**Do this**
Every record below should be printed exactly as given.

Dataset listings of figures
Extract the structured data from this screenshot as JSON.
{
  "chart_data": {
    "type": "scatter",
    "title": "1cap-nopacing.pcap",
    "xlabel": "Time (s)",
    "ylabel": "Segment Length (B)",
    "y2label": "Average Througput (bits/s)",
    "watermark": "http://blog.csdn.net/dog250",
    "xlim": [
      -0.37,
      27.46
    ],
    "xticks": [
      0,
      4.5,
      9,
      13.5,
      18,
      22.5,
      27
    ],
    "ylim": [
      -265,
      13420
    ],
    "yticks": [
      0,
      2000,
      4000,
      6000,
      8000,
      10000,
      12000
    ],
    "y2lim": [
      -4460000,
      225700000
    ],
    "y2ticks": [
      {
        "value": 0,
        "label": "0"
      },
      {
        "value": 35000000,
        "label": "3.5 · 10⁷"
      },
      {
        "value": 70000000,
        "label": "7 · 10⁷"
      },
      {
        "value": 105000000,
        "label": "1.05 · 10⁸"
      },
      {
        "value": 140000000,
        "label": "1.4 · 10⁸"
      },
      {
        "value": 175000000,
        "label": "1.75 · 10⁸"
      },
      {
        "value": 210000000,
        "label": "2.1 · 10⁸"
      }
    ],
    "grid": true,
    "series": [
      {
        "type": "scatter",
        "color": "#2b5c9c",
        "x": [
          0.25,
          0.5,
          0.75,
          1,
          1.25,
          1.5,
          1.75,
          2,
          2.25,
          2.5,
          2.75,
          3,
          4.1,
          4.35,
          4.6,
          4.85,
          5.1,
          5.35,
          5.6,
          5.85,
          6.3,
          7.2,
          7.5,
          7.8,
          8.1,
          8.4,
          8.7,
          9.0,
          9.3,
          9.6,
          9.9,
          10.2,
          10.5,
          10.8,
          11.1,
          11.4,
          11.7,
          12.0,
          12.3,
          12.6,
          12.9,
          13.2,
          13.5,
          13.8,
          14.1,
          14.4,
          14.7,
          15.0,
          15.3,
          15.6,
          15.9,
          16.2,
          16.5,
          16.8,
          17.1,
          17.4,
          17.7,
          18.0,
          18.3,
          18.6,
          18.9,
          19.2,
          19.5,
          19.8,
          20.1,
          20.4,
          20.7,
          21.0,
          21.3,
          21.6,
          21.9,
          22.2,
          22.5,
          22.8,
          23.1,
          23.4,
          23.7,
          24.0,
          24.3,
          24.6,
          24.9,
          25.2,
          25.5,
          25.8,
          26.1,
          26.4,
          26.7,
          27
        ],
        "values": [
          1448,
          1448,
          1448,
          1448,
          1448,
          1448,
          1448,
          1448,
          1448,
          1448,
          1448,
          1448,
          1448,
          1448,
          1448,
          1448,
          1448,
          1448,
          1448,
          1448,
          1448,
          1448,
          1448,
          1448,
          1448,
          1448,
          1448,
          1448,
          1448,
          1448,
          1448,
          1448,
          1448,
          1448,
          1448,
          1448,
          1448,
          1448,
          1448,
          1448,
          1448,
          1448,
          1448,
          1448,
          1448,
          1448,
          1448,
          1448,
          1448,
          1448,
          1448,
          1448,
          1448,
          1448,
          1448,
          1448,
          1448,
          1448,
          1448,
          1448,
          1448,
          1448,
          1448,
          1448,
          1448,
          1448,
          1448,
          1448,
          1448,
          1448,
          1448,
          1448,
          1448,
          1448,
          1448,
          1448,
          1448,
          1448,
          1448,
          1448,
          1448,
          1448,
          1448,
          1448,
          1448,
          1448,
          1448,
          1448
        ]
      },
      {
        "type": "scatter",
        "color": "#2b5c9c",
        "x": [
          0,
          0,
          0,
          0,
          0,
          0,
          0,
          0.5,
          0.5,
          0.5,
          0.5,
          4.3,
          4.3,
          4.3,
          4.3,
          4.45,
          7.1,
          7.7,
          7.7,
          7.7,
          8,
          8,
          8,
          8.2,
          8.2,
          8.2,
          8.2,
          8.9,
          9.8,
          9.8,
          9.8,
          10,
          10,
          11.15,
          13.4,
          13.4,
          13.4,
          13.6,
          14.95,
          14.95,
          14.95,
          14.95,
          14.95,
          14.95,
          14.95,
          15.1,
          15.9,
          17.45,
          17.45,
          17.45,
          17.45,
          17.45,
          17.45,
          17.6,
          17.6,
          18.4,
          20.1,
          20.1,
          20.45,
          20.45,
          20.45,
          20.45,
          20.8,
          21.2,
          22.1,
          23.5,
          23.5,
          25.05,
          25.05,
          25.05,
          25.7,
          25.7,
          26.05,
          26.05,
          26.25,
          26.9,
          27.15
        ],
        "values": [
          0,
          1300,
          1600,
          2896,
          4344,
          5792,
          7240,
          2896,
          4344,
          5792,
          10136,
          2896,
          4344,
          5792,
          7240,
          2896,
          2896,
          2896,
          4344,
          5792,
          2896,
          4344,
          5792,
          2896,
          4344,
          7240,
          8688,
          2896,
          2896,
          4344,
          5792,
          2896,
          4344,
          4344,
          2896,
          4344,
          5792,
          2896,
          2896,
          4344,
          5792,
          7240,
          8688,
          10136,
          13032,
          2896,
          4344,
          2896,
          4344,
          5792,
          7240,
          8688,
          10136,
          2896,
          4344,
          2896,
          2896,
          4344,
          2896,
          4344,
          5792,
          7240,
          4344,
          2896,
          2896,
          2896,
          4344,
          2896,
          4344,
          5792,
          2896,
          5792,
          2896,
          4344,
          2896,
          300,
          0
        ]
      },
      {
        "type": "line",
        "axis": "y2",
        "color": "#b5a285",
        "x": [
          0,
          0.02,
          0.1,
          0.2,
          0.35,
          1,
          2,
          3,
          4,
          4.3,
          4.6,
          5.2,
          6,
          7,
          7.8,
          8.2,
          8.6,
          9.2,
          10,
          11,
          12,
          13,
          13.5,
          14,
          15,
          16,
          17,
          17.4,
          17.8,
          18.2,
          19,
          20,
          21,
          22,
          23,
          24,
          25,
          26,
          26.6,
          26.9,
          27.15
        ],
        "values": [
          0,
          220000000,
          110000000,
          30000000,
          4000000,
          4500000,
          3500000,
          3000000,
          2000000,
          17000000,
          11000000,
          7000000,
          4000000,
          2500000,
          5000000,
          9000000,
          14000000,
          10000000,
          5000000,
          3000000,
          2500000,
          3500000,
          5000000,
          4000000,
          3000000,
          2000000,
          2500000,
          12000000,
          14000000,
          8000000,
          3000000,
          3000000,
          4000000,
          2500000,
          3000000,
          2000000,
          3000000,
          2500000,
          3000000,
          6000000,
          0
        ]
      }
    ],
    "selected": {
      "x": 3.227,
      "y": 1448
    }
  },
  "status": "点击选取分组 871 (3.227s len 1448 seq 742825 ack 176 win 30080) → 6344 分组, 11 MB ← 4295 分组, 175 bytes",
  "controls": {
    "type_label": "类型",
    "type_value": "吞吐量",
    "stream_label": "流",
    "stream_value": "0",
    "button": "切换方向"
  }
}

**Solution for this task**
Extract the structured data from this screenshot as JSON.
{
  "chart_data": {
    "type": "scatter",
    "title": "1cap-nopacing.pcap",
    "xlabel": "Time (s)",
    "ylabel": "Segment Length (B)",
    "y2label": "Average Througput (bits/s)",
    "watermark": "http://blog.csdn.net/dog250",
    "xlim": [
      -0.37,
      27.46
    ],
    "xticks": [
      0,
      4.5,
      9,
      13.5,
      18,
      22.5,
      27
    ],
    "ylim": [
      -265,
      13420
    ],
    "yticks": [
      0,
      2000,
      4000,
      6000,
      8000,
      10000,
      12000
    ],
    "y2lim": [
      -4460000,
      225700000
    ],
    "y2ticks": [
      {
        "value": 0,
        "label": "0"
      },
      {
        "value": 35000000,
        "label": "3.5 · 10⁷"
      },
      {
        "value": 70000000,
        "label": "7 · 10⁷"
      },
      {
        "value": 105000000,
        "label": "1.05 · 10⁸"
      },
      {
        "value": 140000000,
        "label": "1.4 · 10⁸"
      },
      {
        "value": 175000000,
        "label": "1.75 · 10⁸"
      },
      {
        "value": 210000000,
        "label": "2.1 · 10⁸"
      }
    ],
    "grid": true,
    "series": [
      {
        "type": "scatter",
        "color": "#2b5c9c",
        "x": [
          0.25,
          0.5,
          0.75,
          1,
          1.25,
          1.5,
          1.75,
          2,
          2.25,
          2.5,
          2.75,
          3,
          4.1,
          4.35,
          4.6,
          4.85,
          5.1,
          5.35,
          5.6,
          5.85,
          6.3,
          7.2,
          7.5,
          7.8,
          8.1,
          8.4,
          8.7,
          9.0,
          9.3,
          9.6,
          9.9,
          10.2,
          10.5,
          10.8,
          11.1,
          11.4,
          11.7,
          12.0,
          12.3,
          12.6,
          12.9,
          13.2,
          13.5,
          13.8,
          14.1,
          14.4,
          14.7,
          15.0,
          15.3,
          15.6,
          15.9,
          16.2,
          16.5,
          16.8,
          17.1,
          17.4,
          17.7,
          18.0,
          18.3,
          18.6,
          18.9,
          19.2,
          19.5,
          19.8,
          20.1,
          20.4,
          20.7,
          21.0,
          21.3,
          21.6,
          21.9,
          22.2,
          22.5,
          22.8,
          23.1,
          23.4,
          23.7,
          24.0,
          24.3,
          24.6,
          24.9,
          25.2,
          25.5,
          25.8,
          26.1,
          26.4,
          26.7,
          27
        ],
        "values": [
          1448,
          1448,
          1448,
          1448,
          1448,
          1448,
          1448,
          1448,
          1448,
          1448,
          1448,
          1448,
          1448,
          1448,
          1448,
          1448,
          1448,
          1448,
          1448,
          1448,
          1448,
          1448,
          1448,
          1448,
          1448,
          1448,
          1448,
          1448,
          1448,
          1448,
          1448,
          1448,
          1448,
          1448,
          1448,
          1448,
          1448,
          1448,
          1448,
          1448,
          1448,
          1448,
          1448,
          1448,
          1448,
          1448,
          1448,
          1448,
          1448,
          1448,
          1448,
          1448,
          1448,
          1448,
          1448,
          1448,
          1448,
          1448,
          1448,
          1448,
          1448,
          1448,
          1448,
          1448,
          1448,
          1448,
          1448,
          1448,
          1448,
          1448,
          1448,
          1448,
          1448,
          1448,
          1448,
          1448,
          1448,
          1448,
          1448,
          1448,
          1448,
          1448,
          1448,
          1448,
          1448,
          1448,
          1448,
          1448
        ]
      },
      {
        "type": "scatter",
        "color": "#2b5c9c",
        "x": [
          0,
          0,
          0,
          0,
          0,
          0,
          0,
          0.5,
          0.5,
          0.5,
          0.5,
          4.3,
          4.3,
          4.3,
          4.3,
          4.45,
          7.1,
          7.7,
          7.7,
          7.7,
          8,
          8,
          8,
          8.2,
          8.2,
          8.2,
          8.2,
          8.9,
          9.8,
          9.8,
          9.8,
          10,
          10,
          11.15,
          13.4,
          13.4,
          13.4,
          13.6,
          14.95,
          14.95,
          14.95,
          14.95,
          14.95,
          14.95,
          14.95,
          15.1,
          15.9,
          17.45,
          17.45,
          17.45,
          17.45,
          17.45,
          17.45,
          17.6,
          17.6,
          18.4,
          20.1,
          20.1,
          20.45,
          20.45,
          20.45,
          20.45,
          20.8,
          21.2,
          22.1,
          23.5,
          23.5,
          25.05,
          25.05,
          25.05,
          25.7,
          25.7,
          26.05,
          26.05,
          26.25,
          26.9,
          27.15
        ],
        "values": [
          0,
          1300,
          1600,
          2896,
          4344,
          5792,
          7240,
          2896,
          4344,
          5792,
          10136,
          2896,
          4344,
          5792,
          7240,
          2896,
          2896,
          2896,
          4344,
          5792,
          2896,
          4344,
          5792,
          2896,
          4344,
          7240,
          8688,
          2896,
          2896,
          4344,
          5792,
          2896,
          4344,
          4344,
          2896,
          4344,
          5792,
          2896,
          2896,
          4344,
          5792,
          7240,
          8688,
          10136,
          13032,
          2896,
          4344,
          2896,
          4344,
          5792,
          7240,
          8688,
          10136,
          2896,
          4344,
          2896,
          2896,
          4344,
          2896,
          4344,
          5792,
          7240,
          4344,
          2896,
          2896,
          2896,
          4344,
          2896,
          4344,
          5792,
          2896,
          5792,
          2896,
          4344,
          2896,
          300,
          0
        ]
      },
      {
        "type": "line",
        "axis": "y2",
        "color": "#b5a285",
        "x": [
          0,
          0.02,
          0.1,
          0.2,
          0.35,
          1,
          2,
          3,
          4,
          4.3,
          4.6,
          5.2,
          6,
          7,
          7.8,
          8.2,
          8.6,
          9.2,
          10,
          11,
          12,
          13,
          13.5,
          14,
          15,
          16,
          17,
          17.4,
          17.8,
          18.2,
          19,
          20,
          21,
          22,
          23,
          24,
          25,
          26,
          26.6,
          26.9,
          27.15
        ],
        "values": [
          0,
          220000000,
          110000000,
          30000000,
          4000000,
          4500000,
          3500000,
          3000000,
          2000000,
          17000000,
          11000000,
          7000000,
          4000000,
          2500000,
          5000000,
          9000000,
          14000000,
          10000000,
          5000000,
          3000000,
          2500000,
          3500000,
          5000000,
          4000000,
          3000000,
          2000000,
          2500000,
          12000000,
          14000000,
          8000000,
          3000000,
          3000000,
          4000000,
          2500000,
          3000000,
          2000000,
          3000000,
          2500000,
          3000000,
          6000000,
          0
        ]
      }
    ],
    "selected": {
      "x": 3.227,
      "y": 1448
    }
  },
  "status": "点击选取分组 871 (3.227s len 1448 seq 742825 ack 176 win 30080) → 6344 分组, 11 MB ← 4295 分组, 175 bytes",
  "controls": {
    "type_label": "类型",
    "type_value": "吞吐量",
    "stream_label": "流",
    "stream_value": "0",
    "button": "切换方向"
  }
}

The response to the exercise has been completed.